== WORK TO BE COMPLETED ==
Locate and copy each line in the data that contains the word "régler".

== Dataset items ==
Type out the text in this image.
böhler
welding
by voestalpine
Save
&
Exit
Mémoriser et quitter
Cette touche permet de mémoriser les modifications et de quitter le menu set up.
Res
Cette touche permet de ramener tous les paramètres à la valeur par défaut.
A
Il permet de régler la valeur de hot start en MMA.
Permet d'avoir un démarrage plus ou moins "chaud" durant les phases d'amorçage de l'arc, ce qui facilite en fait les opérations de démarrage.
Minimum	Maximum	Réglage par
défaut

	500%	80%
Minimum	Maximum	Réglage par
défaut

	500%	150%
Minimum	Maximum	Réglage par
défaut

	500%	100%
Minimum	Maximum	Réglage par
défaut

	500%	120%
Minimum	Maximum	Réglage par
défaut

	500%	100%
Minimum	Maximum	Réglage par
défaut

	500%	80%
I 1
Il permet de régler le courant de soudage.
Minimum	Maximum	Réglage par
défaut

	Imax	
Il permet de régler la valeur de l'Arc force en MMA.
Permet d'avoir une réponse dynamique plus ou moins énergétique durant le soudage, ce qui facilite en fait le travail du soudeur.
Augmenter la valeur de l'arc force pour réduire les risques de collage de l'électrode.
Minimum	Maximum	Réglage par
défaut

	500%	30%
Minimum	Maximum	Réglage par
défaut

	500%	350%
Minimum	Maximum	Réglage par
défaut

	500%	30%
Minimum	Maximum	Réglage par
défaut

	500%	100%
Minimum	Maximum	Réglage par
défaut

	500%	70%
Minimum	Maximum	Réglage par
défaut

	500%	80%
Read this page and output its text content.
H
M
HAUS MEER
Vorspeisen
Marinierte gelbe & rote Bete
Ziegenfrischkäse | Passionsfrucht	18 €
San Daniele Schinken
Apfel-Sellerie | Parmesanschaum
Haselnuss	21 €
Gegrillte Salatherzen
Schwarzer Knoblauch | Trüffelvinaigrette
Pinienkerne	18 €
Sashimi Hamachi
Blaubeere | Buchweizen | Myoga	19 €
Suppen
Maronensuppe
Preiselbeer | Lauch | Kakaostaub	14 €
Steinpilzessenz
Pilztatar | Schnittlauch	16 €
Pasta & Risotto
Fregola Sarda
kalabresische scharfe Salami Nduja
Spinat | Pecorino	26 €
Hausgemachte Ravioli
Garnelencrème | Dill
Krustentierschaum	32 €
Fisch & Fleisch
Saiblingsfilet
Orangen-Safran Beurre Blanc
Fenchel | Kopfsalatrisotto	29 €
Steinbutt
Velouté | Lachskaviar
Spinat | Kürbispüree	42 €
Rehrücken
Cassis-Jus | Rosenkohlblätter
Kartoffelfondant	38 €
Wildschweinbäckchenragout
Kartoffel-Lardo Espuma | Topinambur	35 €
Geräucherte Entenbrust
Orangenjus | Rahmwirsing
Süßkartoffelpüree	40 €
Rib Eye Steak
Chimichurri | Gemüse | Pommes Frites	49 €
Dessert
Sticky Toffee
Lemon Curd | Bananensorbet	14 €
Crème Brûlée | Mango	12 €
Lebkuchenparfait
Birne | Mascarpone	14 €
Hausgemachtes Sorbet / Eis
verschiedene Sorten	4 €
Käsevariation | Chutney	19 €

== FINAL RESULT ==
Il permet de régler la valeur de hot start en MMA.
Il permet de régler le courant de soudage.
Il permet de régler la valeur de l'Arc force en MMA.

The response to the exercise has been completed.